● Record list:
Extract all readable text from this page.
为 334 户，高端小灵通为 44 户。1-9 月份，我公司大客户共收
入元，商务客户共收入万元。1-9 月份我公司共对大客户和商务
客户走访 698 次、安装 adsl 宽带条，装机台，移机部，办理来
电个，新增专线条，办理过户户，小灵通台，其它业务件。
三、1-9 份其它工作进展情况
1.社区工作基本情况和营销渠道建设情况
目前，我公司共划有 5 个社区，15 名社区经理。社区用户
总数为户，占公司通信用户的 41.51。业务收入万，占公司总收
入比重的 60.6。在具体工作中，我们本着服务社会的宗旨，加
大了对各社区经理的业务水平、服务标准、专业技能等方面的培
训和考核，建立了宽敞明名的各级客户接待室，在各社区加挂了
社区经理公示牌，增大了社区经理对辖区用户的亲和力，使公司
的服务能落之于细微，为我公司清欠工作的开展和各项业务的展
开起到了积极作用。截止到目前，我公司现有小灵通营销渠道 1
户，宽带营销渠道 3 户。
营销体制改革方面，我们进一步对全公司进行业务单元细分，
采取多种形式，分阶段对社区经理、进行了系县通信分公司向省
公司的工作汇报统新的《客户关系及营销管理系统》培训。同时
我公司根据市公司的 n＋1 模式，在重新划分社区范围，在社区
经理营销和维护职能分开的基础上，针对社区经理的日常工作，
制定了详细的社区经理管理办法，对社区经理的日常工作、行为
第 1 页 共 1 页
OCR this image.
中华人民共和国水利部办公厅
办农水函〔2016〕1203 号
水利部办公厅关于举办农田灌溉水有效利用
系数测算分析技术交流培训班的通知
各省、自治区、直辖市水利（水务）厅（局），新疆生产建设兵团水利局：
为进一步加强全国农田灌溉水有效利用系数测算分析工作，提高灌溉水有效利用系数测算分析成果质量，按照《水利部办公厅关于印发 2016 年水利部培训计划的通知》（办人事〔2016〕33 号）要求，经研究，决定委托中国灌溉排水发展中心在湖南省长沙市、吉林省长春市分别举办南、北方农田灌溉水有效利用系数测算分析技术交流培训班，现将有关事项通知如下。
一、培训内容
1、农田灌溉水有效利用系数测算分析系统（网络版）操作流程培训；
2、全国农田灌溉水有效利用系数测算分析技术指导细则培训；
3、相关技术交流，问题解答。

● Exercise objective: Gather from the records above every line containing the string "this".

● Finished answer:
Extract all readable text from this page.
OCR this image.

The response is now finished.